- **WHAT IS NEEDED**:
Copy every entry exactly.

- **Stored data**:
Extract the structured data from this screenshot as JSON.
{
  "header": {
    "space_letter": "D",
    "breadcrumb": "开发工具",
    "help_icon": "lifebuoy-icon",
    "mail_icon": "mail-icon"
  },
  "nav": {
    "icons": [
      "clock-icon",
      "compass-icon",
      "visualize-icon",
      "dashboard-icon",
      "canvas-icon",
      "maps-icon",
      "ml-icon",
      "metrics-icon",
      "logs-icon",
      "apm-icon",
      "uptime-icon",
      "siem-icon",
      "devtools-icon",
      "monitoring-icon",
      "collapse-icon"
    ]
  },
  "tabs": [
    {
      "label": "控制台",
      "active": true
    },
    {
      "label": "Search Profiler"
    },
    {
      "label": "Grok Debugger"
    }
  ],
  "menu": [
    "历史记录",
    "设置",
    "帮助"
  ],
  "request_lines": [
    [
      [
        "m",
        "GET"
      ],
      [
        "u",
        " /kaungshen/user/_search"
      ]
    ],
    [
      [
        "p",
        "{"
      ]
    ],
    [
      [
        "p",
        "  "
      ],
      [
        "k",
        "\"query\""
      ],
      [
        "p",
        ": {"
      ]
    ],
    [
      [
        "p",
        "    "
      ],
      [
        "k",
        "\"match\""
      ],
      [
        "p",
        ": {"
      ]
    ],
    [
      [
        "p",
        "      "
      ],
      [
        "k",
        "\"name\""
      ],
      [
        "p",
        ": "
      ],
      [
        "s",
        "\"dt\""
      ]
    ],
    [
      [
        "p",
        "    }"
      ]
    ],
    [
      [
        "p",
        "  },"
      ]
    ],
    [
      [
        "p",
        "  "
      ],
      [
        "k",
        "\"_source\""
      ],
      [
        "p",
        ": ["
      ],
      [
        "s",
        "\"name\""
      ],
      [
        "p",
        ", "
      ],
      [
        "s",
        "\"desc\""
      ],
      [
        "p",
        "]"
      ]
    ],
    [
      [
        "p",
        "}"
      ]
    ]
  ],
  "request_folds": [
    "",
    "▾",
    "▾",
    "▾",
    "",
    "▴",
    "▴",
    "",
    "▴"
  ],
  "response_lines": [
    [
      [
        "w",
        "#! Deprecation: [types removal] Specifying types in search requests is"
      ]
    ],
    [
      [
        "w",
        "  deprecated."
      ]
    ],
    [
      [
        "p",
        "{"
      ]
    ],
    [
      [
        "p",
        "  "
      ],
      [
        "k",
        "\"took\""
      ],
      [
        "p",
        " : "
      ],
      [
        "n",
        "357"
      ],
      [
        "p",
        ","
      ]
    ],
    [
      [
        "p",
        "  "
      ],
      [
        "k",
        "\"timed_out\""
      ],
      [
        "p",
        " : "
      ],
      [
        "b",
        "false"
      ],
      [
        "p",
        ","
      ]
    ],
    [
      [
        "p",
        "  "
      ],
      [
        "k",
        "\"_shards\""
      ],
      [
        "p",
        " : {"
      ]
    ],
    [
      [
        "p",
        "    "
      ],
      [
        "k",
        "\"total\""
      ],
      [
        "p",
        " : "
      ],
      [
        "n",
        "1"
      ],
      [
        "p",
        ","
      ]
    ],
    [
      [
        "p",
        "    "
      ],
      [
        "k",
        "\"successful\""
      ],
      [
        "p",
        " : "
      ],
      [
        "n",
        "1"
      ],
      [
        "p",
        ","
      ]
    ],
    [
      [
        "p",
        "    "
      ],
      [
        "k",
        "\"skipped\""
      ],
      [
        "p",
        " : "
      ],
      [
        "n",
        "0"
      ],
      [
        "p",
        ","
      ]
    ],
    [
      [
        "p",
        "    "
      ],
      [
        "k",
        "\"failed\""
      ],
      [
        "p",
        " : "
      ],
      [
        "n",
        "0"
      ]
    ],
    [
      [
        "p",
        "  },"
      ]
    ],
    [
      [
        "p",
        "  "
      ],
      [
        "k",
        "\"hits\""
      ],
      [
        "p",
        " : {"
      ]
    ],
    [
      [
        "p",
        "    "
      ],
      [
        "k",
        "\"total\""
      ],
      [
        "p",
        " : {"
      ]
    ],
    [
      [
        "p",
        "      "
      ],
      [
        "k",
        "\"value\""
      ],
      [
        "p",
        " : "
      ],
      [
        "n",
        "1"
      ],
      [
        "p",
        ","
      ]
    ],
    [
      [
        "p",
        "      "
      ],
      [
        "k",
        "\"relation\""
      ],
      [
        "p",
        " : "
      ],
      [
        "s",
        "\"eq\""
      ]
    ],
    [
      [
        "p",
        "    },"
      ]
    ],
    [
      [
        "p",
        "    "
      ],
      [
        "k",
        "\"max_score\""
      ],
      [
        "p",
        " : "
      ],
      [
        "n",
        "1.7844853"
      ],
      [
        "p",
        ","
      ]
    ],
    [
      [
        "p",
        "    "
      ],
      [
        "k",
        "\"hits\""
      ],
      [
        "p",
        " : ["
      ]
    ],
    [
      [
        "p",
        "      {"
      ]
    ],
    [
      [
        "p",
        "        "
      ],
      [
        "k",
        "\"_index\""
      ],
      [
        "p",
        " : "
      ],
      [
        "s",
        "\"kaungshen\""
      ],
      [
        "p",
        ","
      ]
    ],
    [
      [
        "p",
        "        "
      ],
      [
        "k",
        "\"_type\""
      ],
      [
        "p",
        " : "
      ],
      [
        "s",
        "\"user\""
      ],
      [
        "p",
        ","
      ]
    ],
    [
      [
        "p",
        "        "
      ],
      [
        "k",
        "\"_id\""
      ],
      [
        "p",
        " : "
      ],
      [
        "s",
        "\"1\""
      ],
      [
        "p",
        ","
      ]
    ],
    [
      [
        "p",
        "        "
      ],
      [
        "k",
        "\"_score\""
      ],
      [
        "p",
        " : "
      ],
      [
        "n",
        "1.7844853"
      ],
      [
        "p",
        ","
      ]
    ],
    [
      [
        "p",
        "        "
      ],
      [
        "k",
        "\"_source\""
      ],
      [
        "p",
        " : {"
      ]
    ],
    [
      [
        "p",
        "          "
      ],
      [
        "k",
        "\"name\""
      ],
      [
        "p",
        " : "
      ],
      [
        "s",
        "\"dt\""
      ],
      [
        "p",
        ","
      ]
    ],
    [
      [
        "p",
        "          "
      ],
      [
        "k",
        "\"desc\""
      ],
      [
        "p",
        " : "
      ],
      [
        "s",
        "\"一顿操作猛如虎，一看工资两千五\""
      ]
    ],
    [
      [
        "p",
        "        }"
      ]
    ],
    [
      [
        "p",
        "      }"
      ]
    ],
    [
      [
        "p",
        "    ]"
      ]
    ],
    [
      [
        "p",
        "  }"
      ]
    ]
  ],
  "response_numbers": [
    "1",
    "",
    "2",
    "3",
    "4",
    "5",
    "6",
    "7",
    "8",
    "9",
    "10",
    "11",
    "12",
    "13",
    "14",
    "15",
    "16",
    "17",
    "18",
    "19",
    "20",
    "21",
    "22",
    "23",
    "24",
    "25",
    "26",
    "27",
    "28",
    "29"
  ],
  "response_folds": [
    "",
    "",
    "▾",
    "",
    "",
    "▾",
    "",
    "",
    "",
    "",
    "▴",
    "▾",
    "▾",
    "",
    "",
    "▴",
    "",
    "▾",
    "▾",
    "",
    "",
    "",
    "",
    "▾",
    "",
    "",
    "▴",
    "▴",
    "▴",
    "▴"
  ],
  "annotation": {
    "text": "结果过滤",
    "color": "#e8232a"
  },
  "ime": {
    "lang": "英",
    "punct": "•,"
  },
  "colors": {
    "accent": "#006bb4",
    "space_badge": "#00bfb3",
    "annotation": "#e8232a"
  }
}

- **EXPECTED ANSWER**:
Extract the structured data from this screenshot as JSON.
{
  "header": {
    "space_letter": "D",
    "breadcrumb": "开发工具",
    "help_icon": "lifebuoy-icon",
    "mail_icon": "mail-icon"
  },
  "nav": {
    "icons": [
      "clock-icon",
      "compass-icon",
      "visualize-icon",
      "dashboard-icon",
      "canvas-icon",
      "maps-icon",
      "ml-icon",
      "metrics-icon",
      "logs-icon",
      "apm-icon",
      "uptime-icon",
      "siem-icon",
      "devtools-icon",
      "monitoring-icon",
      "collapse-icon"
    ]
  },
  "tabs": [
    {
      "label": "控制台",
      "active": true
    },
    {
      "label": "Search Profiler"
    },
    {
      "label": "Grok Debugger"
    }
  ],
  "menu": [
    "历史记录",
    "设置",
    "帮助"
  ],
  "request_lines": [
    [
      [
        "m",
        "GET"
      ],
      [
        "u",
        " /kaungshen/user/_search"
      ]
    ],
    [
      [
        "p",
        "{"
      ]
    ],
    [
      [
        "p",
        "  "
      ],
      [
        "k",
        "\"query\""
      ],
      [
        "p",
        ": {"
      ]
    ],
    [
      [
        "p",
        "    "
      ],
      [
        "k",
        "\"match\""
      ],
      [
        "p",
        ": {"
      ]
    ],
    [
      [
        "p",
        "      "
      ],
      [
        "k",
        "\"name\""
      ],
      [
        "p",
        ": "
      ],
      [
        "s",
        "\"dt\""
      ]
    ],
    [
      [
        "p",
        "    }"
      ]
    ],
    [
      [
        "p",
        "  },"
      ]
    ],
    [
      [
        "p",
        "  "
      ],
      [
        "k",
        "\"_source\""
      ],
      [
        "p",
        ": ["
      ],
      [
        "s",
        "\"name\""
      ],
      [
        "p",
        ", "
      ],
      [
        "s",
        "\"desc\""
      ],
      [
        "p",
        "]"
      ]
    ],
    [
      [
        "p",
        "}"
      ]
    ]
  ],
  "request_folds": [
    "",
    "▾",
    "▾",
    "▾",
    "",
    "▴",
    "▴",
    "",
    "▴"
  ],
  "response_lines": [
    [
      [
        "w",
        "#! Deprecation: [types removal] Specifying types in search requests is"
      ]
    ],
    [
      [
        "w",
        "  deprecated."
      ]
    ],
    [
      [
        "p",
        "{"
      ]
    ],
    [
      [
        "p",
        "  "
      ],
      [
        "k",
        "\"took\""
      ],
      [
        "p",
        " : "
      ],
      [
        "n",
        "357"
      ],
      [
        "p",
        ","
      ]
    ],
    [
      [
        "p",
        "  "
      ],
      [
        "k",
        "\"timed_out\""
      ],
      [
        "p",
        " : "
      ],
      [
        "b",
        "false"
      ],
      [
        "p",
        ","
      ]
    ],
    [
      [
        "p",
        "  "
      ],
      [
        "k",
        "\"_shards\""
      ],
      [
        "p",
        " : {"
      ]
    ],
    [
      [
        "p",
        "    "
      ],
      [
        "k",
        "\"total\""
      ],
      [
        "p",
        " : "
      ],
      [
        "n",
        "1"
      ],
      [
        "p",
        ","
      ]
    ],
    [
      [
        "p",
        "    "
      ],
      [
        "k",
        "\"successful\""
      ],
      [
        "p",
        " : "
      ],
      [
        "n",
        "1"
      ],
      [
        "p",
        ","
      ]
    ],
    [
      [
        "p",
        "    "
      ],
      [
        "k",
        "\"skipped\""
      ],
      [
        "p",
        " : "
      ],
      [
        "n",
        "0"
      ],
      [
        "p",
        ","
      ]
    ],
    [
      [
        "p",
        "    "
      ],
      [
        "k",
        "\"failed\""
      ],
      [
        "p",
        " : "
      ],
      [
        "n",
        "0"
      ]
    ],
    [
      [
        "p",
        "  },"
      ]
    ],
    [
      [
        "p",
        "  "
      ],
      [
        "k",
        "\"hits\""
      ],
      [
        "p",
        " : {"
      ]
    ],
    [
      [
        "p",
        "    "
      ],
      [
        "k",
        "\"total\""
      ],
      [
        "p",
        " : {"
      ]
    ],
    [
      [
        "p",
        "      "
      ],
      [
        "k",
        "\"value\""
      ],
      [
        "p",
        " : "
      ],
      [
        "n",
        "1"
      ],
      [
        "p",
        ","
      ]
    ],
    [
      [
        "p",
        "      "
      ],
      [
        "k",
        "\"relation\""
      ],
      [
        "p",
        " : "
      ],
      [
        "s",
        "\"eq\""
      ]
    ],
    [
      [
        "p",
        "    },"
      ]
    ],
    [
      [
        "p",
        "    "
      ],
      [
        "k",
        "\"max_score\""
      ],
      [
        "p",
        " : "
      ],
      [
        "n",
        "1.7844853"
      ],
      [
        "p",
        ","
      ]
    ],
    [
      [
        "p",
        "    "
      ],
      [
        "k",
        "\"hits\""
      ],
      [
        "p",
        " : ["
      ]
    ],
    [
      [
        "p",
        "      {"
      ]
    ],
    [
      [
        "p",
        "        "
      ],
      [
        "k",
        "\"_index\""
      ],
      [
        "p",
        " : "
      ],
      [
        "s",
        "\"kaungshen\""
      ],
      [
        "p",
        ","
      ]
    ],
    [
      [
        "p",
        "        "
      ],
      [
        "k",
        "\"_type\""
      ],
      [
        "p",
        " : "
      ],
      [
        "s",
        "\"user\""
      ],
      [
        "p",
        ","
      ]
    ],
    [
      [
        "p",
        "        "
      ],
      [
        "k",
        "\"_id\""
      ],
      [
        "p",
        " : "
      ],
      [
        "s",
        "\"1\""
      ],
      [
        "p",
        ","
      ]
    ],
    [
      [
        "p",
        "        "
      ],
      [
        "k",
        "\"_score\""
      ],
      [
        "p",
        " : "
      ],
      [
        "n",
        "1.7844853"
      ],
      [
        "p",
        ","
      ]
    ],
    [
      [
        "p",
        "        "
      ],
      [
        "k",
        "\"_source\""
      ],
      [
        "p",
        " : {"
      ]
    ],
    [
      [
        "p",
        "          "
      ],
      [
        "k",
        "\"name\""
      ],
      [
        "p",
        " : "
      ],
      [
        "s",
        "\"dt\""
      ],
      [
        "p",
        ","
      ]
    ],
    [
      [
        "p",
        "          "
      ],
      [
        "k",
        "\"desc\""
      ],
      [
        "p",
        " : "
      ],
      [
        "s",
        "\"一顿操作猛如虎，一看工资两千五\""
      ]
    ],
    [
      [
        "p",
        "        }"
      ]
    ],
    [
      [
        "p",
        "      }"
      ]
    ],
    [
      [
        "p",
        "    ]"
      ]
    ],
    [
      [
        "p",
        "  }"
      ]
    ]
  ],
  "response_numbers": [
    "1",
    "",
    "2",
    "3",
    "4",
    "5",
    "6",
    "7",
    "8",
    "9",
    "10",
    "11",
    "12",
    "13",
    "14",
    "15",
    "16",
    "17",
    "18",
    "19",
    "20",
    "21",
    "22",
    "23",
    "24",
    "25",
    "26",
    "27",
    "28",
    "29"
  ],
  "response_folds": [
    "",
    "",
    "▾",
    "",
    "",
    "▾",
    "",
    "",
    "",
    "",
    "▴",
    "▾",
    "▾",
    "",
    "",
    "▴",
    "",
    "▾",
    "▾",
    "",
    "",
    "",
    "",
    "▾",
    "",
    "",
    "▴",
    "▴",
    "▴",
    "▴"
  ],
  "annotation": {
    "text": "结果过滤",
    "color": "#e8232a"
  },
  "ime": {
    "lang": "英",
    "punct": "•,"
  },
  "colors": {
    "accent": "#006bb4",
    "space_badge": "#00bfb3",
    "annotation": "#e8232a"
  }
}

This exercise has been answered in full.